> **PROBLEM TO WORK ON**: Lines that include the word "content" are the ones to copy.
========================================================================
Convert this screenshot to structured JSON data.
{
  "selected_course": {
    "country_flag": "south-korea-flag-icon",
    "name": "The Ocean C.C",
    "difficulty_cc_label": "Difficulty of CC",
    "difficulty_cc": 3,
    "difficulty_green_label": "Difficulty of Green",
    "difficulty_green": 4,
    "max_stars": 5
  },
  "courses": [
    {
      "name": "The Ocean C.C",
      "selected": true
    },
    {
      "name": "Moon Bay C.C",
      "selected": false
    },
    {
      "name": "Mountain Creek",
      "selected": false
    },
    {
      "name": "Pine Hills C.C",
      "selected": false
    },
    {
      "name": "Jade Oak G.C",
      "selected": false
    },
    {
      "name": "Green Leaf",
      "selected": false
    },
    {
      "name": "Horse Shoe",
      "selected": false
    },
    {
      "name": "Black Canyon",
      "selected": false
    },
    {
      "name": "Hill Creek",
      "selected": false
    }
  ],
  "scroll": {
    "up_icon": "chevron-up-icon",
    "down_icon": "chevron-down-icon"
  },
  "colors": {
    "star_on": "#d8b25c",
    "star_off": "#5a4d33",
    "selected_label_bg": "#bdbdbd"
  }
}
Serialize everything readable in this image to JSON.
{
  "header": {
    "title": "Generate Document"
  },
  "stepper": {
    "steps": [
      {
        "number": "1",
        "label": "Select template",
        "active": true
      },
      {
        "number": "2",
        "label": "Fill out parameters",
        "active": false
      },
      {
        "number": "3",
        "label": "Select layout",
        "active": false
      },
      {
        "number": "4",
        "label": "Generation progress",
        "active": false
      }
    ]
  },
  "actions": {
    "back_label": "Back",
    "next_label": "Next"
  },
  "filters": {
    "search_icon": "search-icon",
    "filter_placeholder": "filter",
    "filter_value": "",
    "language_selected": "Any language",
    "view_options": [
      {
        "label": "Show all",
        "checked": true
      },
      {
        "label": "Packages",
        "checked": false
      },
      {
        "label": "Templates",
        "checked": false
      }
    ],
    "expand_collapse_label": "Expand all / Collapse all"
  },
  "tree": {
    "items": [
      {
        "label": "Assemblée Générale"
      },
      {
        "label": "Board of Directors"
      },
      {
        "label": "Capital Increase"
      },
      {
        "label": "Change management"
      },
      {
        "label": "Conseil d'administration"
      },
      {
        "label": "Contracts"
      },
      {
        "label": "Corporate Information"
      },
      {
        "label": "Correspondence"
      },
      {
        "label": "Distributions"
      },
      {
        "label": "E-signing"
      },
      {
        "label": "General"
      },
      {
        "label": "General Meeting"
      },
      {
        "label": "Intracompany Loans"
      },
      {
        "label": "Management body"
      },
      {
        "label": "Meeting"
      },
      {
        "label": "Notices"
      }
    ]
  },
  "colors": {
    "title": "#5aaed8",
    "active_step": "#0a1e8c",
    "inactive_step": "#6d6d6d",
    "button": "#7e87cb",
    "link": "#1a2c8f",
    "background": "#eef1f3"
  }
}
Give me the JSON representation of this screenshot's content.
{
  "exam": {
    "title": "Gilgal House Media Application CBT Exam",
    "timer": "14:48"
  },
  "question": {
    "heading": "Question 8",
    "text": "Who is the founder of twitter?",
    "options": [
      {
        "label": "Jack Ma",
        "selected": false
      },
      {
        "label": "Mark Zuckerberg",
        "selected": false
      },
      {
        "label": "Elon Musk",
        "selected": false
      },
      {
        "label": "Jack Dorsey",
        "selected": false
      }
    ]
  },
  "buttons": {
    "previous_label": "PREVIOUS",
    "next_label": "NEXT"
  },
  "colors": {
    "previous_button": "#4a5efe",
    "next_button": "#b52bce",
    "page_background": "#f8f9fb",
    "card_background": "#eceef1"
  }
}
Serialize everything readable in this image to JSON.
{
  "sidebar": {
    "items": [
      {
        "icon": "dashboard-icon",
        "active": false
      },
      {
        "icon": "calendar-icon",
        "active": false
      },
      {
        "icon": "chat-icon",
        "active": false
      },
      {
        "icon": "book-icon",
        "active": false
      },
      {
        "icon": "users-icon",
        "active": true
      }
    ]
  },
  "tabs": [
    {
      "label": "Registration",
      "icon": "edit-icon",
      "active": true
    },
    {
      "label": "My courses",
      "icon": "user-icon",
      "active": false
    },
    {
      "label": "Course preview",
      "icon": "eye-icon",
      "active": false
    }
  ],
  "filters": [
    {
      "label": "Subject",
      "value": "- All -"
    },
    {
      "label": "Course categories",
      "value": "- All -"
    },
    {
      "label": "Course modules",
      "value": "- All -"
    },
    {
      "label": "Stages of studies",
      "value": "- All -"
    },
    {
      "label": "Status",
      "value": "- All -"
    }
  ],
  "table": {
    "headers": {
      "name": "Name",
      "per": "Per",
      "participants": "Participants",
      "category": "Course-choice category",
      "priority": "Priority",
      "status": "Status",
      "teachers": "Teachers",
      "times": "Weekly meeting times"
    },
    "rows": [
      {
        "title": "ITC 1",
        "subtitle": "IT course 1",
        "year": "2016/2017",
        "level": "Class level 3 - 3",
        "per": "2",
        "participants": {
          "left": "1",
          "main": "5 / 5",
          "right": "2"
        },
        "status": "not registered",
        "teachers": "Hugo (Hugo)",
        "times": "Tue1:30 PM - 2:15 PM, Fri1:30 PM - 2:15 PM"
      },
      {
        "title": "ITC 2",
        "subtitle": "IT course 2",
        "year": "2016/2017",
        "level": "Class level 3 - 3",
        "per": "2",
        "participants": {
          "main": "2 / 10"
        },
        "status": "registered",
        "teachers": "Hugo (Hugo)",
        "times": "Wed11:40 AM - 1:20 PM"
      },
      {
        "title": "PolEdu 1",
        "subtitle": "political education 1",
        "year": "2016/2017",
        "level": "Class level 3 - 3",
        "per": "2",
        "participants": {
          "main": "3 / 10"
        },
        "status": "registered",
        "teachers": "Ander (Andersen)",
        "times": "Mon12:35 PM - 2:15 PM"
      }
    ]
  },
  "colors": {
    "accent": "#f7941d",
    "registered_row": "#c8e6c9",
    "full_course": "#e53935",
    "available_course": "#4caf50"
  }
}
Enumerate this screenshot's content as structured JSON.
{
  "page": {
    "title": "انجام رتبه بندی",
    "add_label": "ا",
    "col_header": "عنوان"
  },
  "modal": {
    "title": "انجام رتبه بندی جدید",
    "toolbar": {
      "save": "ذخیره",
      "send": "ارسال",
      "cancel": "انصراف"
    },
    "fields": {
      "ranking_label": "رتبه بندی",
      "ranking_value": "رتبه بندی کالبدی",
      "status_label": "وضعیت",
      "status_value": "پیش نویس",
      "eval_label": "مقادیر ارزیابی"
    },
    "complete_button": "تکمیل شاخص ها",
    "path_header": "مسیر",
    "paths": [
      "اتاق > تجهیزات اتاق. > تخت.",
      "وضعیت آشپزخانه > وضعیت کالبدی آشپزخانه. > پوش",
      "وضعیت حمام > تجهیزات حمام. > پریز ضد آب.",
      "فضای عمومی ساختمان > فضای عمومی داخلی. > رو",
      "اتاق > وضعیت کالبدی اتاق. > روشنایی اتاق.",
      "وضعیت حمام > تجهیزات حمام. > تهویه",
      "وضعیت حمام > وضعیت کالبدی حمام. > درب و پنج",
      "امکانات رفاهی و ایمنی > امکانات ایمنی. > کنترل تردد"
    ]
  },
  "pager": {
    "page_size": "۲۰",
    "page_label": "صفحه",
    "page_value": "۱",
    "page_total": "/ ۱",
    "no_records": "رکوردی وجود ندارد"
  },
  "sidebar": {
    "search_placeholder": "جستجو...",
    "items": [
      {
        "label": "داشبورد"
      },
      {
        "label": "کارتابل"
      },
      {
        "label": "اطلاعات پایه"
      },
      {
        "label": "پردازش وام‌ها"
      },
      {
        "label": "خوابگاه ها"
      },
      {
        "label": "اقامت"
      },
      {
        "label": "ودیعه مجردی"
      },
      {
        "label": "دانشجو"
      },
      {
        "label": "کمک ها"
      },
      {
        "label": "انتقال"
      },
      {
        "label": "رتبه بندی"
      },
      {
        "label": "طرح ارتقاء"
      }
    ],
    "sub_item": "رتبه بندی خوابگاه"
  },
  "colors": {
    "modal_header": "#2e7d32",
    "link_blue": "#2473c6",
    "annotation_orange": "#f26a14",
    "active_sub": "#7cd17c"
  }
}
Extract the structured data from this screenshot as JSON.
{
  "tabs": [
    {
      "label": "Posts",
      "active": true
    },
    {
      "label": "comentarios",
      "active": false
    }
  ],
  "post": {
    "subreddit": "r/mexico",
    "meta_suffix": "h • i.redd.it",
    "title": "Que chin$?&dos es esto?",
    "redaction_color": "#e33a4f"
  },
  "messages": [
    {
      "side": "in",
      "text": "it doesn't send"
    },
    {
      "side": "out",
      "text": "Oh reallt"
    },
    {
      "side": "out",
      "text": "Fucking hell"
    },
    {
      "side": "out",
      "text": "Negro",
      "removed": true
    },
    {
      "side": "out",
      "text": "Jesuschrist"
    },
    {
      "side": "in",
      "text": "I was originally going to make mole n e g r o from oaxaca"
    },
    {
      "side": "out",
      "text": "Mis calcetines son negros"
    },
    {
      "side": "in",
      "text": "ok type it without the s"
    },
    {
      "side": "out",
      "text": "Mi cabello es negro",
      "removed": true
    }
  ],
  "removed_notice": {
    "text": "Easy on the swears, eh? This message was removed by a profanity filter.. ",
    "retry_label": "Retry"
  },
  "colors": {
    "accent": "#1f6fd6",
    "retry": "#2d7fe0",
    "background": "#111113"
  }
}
========================================================================
> **PROBLEM SOLUTION**:
Give me the JSON representation of this screenshot's content.
Enumerate this screenshot's content as structured JSON.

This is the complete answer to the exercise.